*Text block*.
`e2fyi.utils.aws.s3_stream`¶

Provides S3Stream which represents the data stream to and from S3 buckets.

Module Contents¶

Classes¶

S3Stream

S3Stream represents the data stream of a S3 resource, and provides static

e2fyi.utils.aws.s3_stream.StringOrBytes¶

class e2fyi.utils.aws.s3_stream.S3Stream(stream: Union[IO, BinaryIO, io.BytesIO, io.StringIO], content_type: str = 'application/octet-stream')¶

S3Stream represents the data stream of a S3 resource, and provides static methods to convert any python objects into a stream. This is generally used with S3Resource to upload or download resource from S3 buckets.

Examples:

import io

import pandas as pd

from e2fyi.utils.aws import S3Stream
from pydantic import BaseModel

# create a s3 stream
stream = S3Stream(io.StringIO("random text"), "text/plain")
print(stream.read())        # prints "random text"
print(stream.content_type)  # prints "text/plain"

# string
stream = S3Stream.from_any("hello world")
print(stream.read())        # prints "hello world"
print(stream.content_type)  # prints "text/plain"

# dict
stream = S3Stream.from_any({"foo": "bar"})
print(stream.read())        # prints "{"foo": "bar"}"
print(stream.content_type)  # prints "application/json"

# pandas dataframe as csv
df = pd.DataFrame([{"key": "a", "value": 1}, {"key": "b", "value": 2}])
stream = S3Stream.from_any(df, index=False)  # do not include index column
print(stream.read())        # prints string as csv format for the dataframe
print(stream.content_type)  # prints "application/csv"

# pandas dataframe as json
stream = S3Stream.from_any(df, orient="records")  # orient dataframe as records
print(stream.read())        # prints string as json list for the dataframe
print(stream.content_type)  # prints "application/json"


# pydantic model
class Person(BaseModel):
    name: str
    age: int
stream = S3Stream.from_any(Person(name="william", age=21))
print(stream.read())        # prints "{"name": "william", "age": 21}"

*To do*.
• 1. Answer these questions from the S3Stream documentation:
(a) What is the default value of `content_type` in the `S3Stream` constructor?
(b) What content type is printed when a dict is passed to `S3Stream.from_any`?
(c) Which keyword argument is passed to `from_any` to leave out the index column when a dataframe is converted to csv?
• 2. Extend the S3Stream documentation, starting right after its last line.
The data that follow come from a separate source, unrelated to the S3Stream documentation.

Bounding box data:

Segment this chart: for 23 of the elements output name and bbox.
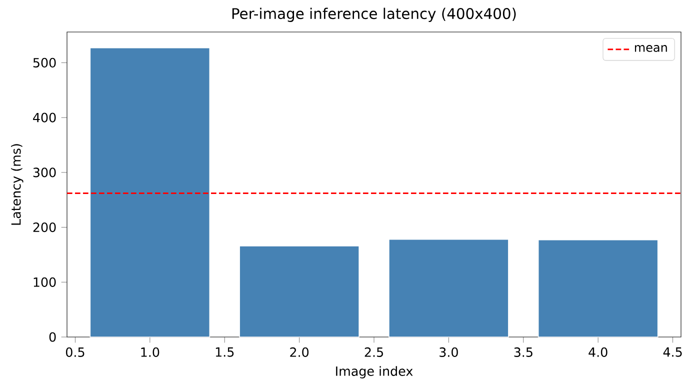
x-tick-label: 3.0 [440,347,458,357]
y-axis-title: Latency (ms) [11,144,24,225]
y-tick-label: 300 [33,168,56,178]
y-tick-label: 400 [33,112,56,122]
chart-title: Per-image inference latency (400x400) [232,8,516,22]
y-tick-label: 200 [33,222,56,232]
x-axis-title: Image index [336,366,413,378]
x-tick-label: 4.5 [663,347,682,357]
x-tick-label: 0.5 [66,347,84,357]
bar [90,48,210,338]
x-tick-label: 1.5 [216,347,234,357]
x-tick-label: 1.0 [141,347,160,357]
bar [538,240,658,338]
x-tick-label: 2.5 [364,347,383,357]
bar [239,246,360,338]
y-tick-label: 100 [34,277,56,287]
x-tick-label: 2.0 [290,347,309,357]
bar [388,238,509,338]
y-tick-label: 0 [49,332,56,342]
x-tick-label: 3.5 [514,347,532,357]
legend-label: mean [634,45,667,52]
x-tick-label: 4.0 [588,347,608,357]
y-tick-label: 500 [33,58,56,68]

*Task-by-task outputs*.
• 1.
(a) 'application/octet-stream'
(b) "application/json"
(c) index=False

• 2.
print(stream.content_type)  # prints "application/json"


# any other python objects
class Pet:
    name: str
    age: int
stream = S3Stream.from_any(Pet(name="kopi", age=1))
print(stream.read())        # prints some binary bytes
print(stream.content_type)  # prints "application/octet-stream"

Creates a new S3Stream.

Args:: stream (Union[IO, BinaryIO, io.BytesIO, io.StringIO]): any stream object. content_type (str, optional): mime type for the data in the stream.

Defaults to “application/octet-stream”.

read(self, size=-1) → StringOrBytes¶: duck-typing for a readable stream.

seek(self, offset: int, whence: int = 0) → int¶

duck-typing for readable stream. See https://docs.python.org/3/library/io.html

Change the stream position to the given byte offset. offset is interpreted relative to the position indicated by whence. The default value for whence is SEEK_SET. Values for whence are:

SEEK_SET or 0 – start of the stream (the default); offset should be zero
or positive

SEEK_CUR or 1 – current stream position; offset may be negative

SEEK_END or 2 – end of the stream; offset is usually negative

Return the new absolute position.

seekable(self) → bool¶: Whether if a stream is seekable

tell(self) → int¶: Return the current stream position.

close(self) → 'S3Stream'¶: Close the resource stream.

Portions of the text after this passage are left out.